**The task**: Set down each entry from the block beneath, exactly as written.

**Saved entries**:
>>>>>
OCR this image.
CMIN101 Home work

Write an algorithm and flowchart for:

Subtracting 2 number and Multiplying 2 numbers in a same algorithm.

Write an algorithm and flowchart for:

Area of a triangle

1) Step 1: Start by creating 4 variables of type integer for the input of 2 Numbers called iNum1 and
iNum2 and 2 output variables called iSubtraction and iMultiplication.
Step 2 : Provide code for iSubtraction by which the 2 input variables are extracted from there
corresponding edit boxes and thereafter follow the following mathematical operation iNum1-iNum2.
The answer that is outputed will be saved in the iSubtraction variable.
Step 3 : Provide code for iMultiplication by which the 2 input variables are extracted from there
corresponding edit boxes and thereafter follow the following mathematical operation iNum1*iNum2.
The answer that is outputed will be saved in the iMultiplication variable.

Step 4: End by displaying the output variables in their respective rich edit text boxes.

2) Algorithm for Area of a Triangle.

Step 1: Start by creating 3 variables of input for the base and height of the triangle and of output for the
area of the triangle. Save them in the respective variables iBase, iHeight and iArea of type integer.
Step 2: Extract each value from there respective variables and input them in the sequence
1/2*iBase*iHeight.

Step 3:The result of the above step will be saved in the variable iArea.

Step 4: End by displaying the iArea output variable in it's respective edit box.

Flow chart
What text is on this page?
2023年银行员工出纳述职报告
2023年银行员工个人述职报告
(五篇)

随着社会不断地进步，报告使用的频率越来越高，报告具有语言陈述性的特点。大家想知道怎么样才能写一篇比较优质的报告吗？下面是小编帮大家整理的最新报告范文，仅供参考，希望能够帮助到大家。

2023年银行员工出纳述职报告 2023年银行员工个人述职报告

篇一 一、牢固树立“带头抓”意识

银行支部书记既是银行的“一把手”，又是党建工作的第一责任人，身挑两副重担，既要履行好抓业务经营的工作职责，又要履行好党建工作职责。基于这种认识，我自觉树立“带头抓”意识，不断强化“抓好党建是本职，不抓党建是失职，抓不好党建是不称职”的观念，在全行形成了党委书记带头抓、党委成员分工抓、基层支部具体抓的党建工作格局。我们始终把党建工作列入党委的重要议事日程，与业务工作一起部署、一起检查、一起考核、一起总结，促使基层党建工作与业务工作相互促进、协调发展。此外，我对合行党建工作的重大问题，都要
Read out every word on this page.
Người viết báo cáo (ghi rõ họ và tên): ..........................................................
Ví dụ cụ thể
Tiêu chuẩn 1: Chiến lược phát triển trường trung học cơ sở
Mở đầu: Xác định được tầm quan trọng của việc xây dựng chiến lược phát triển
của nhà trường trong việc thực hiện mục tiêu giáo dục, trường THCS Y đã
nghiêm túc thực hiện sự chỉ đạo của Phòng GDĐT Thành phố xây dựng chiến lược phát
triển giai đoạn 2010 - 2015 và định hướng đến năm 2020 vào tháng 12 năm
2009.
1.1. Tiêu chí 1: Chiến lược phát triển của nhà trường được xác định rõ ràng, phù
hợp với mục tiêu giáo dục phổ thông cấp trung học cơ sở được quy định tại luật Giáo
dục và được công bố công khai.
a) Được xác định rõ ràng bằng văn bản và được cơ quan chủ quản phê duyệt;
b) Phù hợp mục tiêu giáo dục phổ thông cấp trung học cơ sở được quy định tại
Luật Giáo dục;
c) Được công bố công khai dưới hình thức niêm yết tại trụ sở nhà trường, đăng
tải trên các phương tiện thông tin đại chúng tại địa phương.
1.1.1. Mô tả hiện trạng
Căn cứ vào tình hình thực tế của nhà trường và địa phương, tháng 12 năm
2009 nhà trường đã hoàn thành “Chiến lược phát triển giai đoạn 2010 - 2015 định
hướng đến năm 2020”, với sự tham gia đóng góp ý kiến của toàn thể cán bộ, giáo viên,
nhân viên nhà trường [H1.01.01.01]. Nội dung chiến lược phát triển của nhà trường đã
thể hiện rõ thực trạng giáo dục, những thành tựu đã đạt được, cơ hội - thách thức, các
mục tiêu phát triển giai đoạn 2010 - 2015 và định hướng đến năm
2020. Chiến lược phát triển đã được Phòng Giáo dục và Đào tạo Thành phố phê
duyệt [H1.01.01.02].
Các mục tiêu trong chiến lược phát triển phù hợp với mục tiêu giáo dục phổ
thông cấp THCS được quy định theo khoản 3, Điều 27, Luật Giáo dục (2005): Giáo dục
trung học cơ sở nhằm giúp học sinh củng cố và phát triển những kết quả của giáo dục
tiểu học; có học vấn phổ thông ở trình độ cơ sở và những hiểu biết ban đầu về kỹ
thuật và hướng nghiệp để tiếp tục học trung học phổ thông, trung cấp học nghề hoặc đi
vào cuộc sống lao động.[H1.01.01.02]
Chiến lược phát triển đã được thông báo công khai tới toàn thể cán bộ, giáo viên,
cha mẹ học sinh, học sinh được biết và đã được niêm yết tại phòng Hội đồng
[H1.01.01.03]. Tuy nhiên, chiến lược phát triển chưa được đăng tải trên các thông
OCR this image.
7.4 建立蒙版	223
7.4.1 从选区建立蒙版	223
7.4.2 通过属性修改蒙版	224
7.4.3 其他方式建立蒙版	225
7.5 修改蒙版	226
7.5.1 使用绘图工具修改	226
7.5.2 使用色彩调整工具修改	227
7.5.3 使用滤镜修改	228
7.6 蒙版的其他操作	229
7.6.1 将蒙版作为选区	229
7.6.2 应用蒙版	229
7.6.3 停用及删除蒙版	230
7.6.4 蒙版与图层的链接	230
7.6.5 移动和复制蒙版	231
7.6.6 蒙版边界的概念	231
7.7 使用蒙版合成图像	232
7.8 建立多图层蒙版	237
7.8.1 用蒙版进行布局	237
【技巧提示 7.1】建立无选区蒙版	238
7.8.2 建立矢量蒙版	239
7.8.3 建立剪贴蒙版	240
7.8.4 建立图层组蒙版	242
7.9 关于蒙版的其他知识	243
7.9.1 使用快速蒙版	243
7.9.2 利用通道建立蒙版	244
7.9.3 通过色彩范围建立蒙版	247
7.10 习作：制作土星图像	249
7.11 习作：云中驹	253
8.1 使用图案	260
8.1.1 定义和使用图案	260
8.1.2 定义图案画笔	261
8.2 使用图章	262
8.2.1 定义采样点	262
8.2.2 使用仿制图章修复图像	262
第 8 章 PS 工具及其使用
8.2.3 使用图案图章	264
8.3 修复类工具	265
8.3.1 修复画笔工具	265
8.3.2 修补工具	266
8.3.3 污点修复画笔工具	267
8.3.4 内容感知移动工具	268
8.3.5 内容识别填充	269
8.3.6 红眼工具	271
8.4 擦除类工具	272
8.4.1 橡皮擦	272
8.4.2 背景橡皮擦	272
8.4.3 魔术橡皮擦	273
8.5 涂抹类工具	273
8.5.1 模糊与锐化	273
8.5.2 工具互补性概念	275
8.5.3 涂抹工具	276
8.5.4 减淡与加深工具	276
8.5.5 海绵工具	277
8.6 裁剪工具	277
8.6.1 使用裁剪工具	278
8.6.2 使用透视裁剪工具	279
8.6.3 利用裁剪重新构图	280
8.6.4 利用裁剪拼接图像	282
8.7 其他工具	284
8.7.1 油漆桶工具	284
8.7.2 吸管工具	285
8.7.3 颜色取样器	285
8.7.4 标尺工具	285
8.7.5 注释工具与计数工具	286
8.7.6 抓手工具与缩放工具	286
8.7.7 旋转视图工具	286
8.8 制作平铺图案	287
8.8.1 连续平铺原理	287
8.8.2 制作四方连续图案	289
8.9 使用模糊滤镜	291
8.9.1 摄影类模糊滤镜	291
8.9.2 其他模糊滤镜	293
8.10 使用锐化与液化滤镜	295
<<<<<
**Reply**:
OCR this image.
CMIN101 Home work

Write an algorithm and flowchart for:

Subtracting 2 number and Multiplying 2 numbers in a same algorithm.

Write an algorithm and flowchart for:

Area of a triangle

1) Step 1: Start by creating 4 variables of type integer for the input of 2 Numbers called iNum1 and
iNum2 and 2 output variables called iSubtraction and iMultiplication.
Step 2 : Provide code for iSubtraction by which the 2 input variables are extracted from there
corresponding edit boxes and thereafter follow the following mathematical operation iNum1-iNum2.
The answer that is outputed will be saved in the iSubtraction variable.
Step 3 : Provide code for iMultiplication by which the 2 input variables are extracted from there
corresponding edit boxes and thereafter follow the following mathematical operation iNum1*iNum2.
The answer that is outputed will be saved in the iMultiplication variable.

Step 4: End by displaying the output variables in their respective rich edit text boxes.

2) Algorithm for Area of a Triangle.

Step 1: Start by creating 3 variables of input for the base and height of the triangle and of output for the
area of the triangle. Save them in the respective variables iBase, iHeight and iArea of type integer.
Step 2: Extract each value from there respective variables and input them in the sequence
1/2*iBase*iHeight.

Step 3:The result of the above step will be saved in the variable iArea.

Step 4: End by displaying the iArea output variable in it's respective edit box.

Flow chart
What text is on this page?
2023年银行员工出纳述职报告
2023年银行员工个人述职报告
(五篇)

随着社会不断地进步，报告使用的频率越来越高，报告具有语言陈述性的特点。大家想知道怎么样才能写一篇比较优质的报告吗？下面是小编帮大家整理的最新报告范文，仅供参考，希望能够帮助到大家。

2023年银行员工出纳述职报告 2023年银行员工个人述职报告

篇一 一、牢固树立“带头抓”意识

银行支部书记既是银行的“一把手”，又是党建工作的第一责任人，身挑两副重担，既要履行好抓业务经营的工作职责，又要履行好党建工作职责。基于这种认识，我自觉树立“带头抓”意识，不断强化“抓好党建是本职，不抓党建是失职，抓不好党建是不称职”的观念，在全行形成了党委书记带头抓、党委成员分工抓、基层支部具体抓的党建工作格局。我们始终把党建工作列入党委的重要议事日程，与业务工作一起部署、一起检查、一起考核、一起总结，促使基层党建工作与业务工作相互促进、协调发展。此外，我对合行党建工作的重大问题，都要
Read out every word on this page.
Người viết báo cáo (ghi rõ họ và tên): ..........................................................
Ví dụ cụ thể
Tiêu chuẩn 1: Chiến lược phát triển trường trung học cơ sở
Mở đầu: Xác định được tầm quan trọng của việc xây dựng chiến lược phát triển
của nhà trường trong việc thực hiện mục tiêu giáo dục, trường THCS Y đã
nghiêm túc thực hiện sự chỉ đạo của Phòng GDĐT Thành phố xây dựng chiến lược phát
triển giai đoạn 2010 - 2015 và định hướng đến năm 2020 vào tháng 12 năm
2009.
1.1. Tiêu chí 1: Chiến lược phát triển của nhà trường được xác định rõ ràng, phù
hợp với mục tiêu giáo dục phổ thông cấp trung học cơ sở được quy định tại luật Giáo
dục và được công bố công khai.
a) Được xác định rõ ràng bằng văn bản và được cơ quan chủ quản phê duyệt;
b) Phù hợp mục tiêu giáo dục phổ thông cấp trung học cơ sở được quy định tại
Luật Giáo dục;
c) Được công bố công khai dưới hình thức niêm yết tại trụ sở nhà trường, đăng
tải trên các phương tiện thông tin đại chúng tại địa phương.
1.1.1. Mô tả hiện trạng
Căn cứ vào tình hình thực tế của nhà trường và địa phương, tháng 12 năm
2009 nhà trường đã hoàn thành “Chiến lược phát triển giai đoạn 2010 - 2015 định
hướng đến năm 2020”, với sự tham gia đóng góp ý kiến của toàn thể cán bộ, giáo viên,
nhân viên nhà trường [H1.01.01.01]. Nội dung chiến lược phát triển của nhà trường đã
thể hiện rõ thực trạng giáo dục, những thành tựu đã đạt được, cơ hội - thách thức, các
mục tiêu phát triển giai đoạn 2010 - 2015 và định hướng đến năm
2020. Chiến lược phát triển đã được Phòng Giáo dục và Đào tạo Thành phố phê
duyệt [H1.01.01.02].
Các mục tiêu trong chiến lược phát triển phù hợp với mục tiêu giáo dục phổ
thông cấp THCS được quy định theo khoản 3, Điều 27, Luật Giáo dục (2005): Giáo dục
trung học cơ sở nhằm giúp học sinh củng cố và phát triển những kết quả của giáo dục
tiểu học; có học vấn phổ thông ở trình độ cơ sở và những hiểu biết ban đầu về kỹ
thuật và hướng nghiệp để tiếp tục học trung học phổ thông, trung cấp học nghề hoặc đi
vào cuộc sống lao động.[H1.01.01.02]
Chiến lược phát triển đã được thông báo công khai tới toàn thể cán bộ, giáo viên,
cha mẹ học sinh, học sinh được biết và đã được niêm yết tại phòng Hội đồng
[H1.01.01.03]. Tuy nhiên, chiến lược phát triển chưa được đăng tải trên các thông
OCR this image.
7.4 建立蒙版	223
7.4.1 从选区建立蒙版	223
7.4.2 通过属性修改蒙版	224
7.4.3 其他方式建立蒙版	225
7.5 修改蒙版	226
7.5.1 使用绘图工具修改	226
7.5.2 使用色彩调整工具修改	227
7.5.3 使用滤镜修改	228
7.6 蒙版的其他操作	229
7.6.1 将蒙版作为选区	229
7.6.2 应用蒙版	229
7.6.3 停用及删除蒙版	230
7.6.4 蒙版与图层的链接	230
7.6.5 移动和复制蒙版	231
7.6.6 蒙版边界的概念	231
7.7 使用蒙版合成图像	232
7.8 建立多图层蒙版	237
7.8.1 用蒙版进行布局	237
【技巧提示 7.1】建立无选区蒙版	238
7.8.2 建立矢量蒙版	239
7.8.3 建立剪贴蒙版	240
7.8.4 建立图层组蒙版	242
7.9 关于蒙版的其他知识	243
7.9.1 使用快速蒙版	243
7.9.2 利用通道建立蒙版	244
7.9.3 通过色彩范围建立蒙版	247
7.10 习作：制作土星图像	249
7.11 习作：云中驹	253
8.1 使用图案	260
8.1.1 定义和使用图案	260
8.1.2 定义图案画笔	261
8.2 使用图章	262
8.2.1 定义采样点	262
8.2.2 使用仿制图章修复图像	262
第 8 章 PS 工具及其使用
8.2.3 使用图案图章	264
8.3 修复类工具	265
8.3.1 修复画笔工具	265
8.3.2 修补工具	266
8.3.3 污点修复画笔工具	267
8.3.4 内容感知移动工具	268
8.3.5 内容识别填充	269
8.3.6 红眼工具	271
8.4 擦除类工具	272
8.4.1 橡皮擦	272
8.4.2 背景橡皮擦	272
8.4.3 魔术橡皮擦	273
8.5 涂抹类工具	273
8.5.1 模糊与锐化	273
8.5.2 工具互补性概念	275
8.5.3 涂抹工具	276
8.5.4 减淡与加深工具	276
8.5.5 海绵工具	277
8.6 裁剪工具	277
8.6.1 使用裁剪工具	278
8.6.2 使用透视裁剪工具	279
8.6.3 利用裁剪重新构图	280
8.6.4 利用裁剪拼接图像	282
8.7 其他工具	284
8.7.1 油漆桶工具	284
8.7.2 吸管工具	285
8.7.3 颜色取样器	285
8.7.4 标尺工具	285
8.7.5 注释工具与计数工具	286
8.7.6 抓手工具与缩放工具	286
8.7.7 旋转视图工具	286
8.8 制作平铺图案	287
8.8.1 连续平铺原理	287
8.8.2 制作四方连续图案	289
8.9 使用模糊滤镜	291
8.9.1 摄影类模糊滤镜	291
8.9.2 其他模糊滤镜	293
8.10 使用锐化与液化滤镜	295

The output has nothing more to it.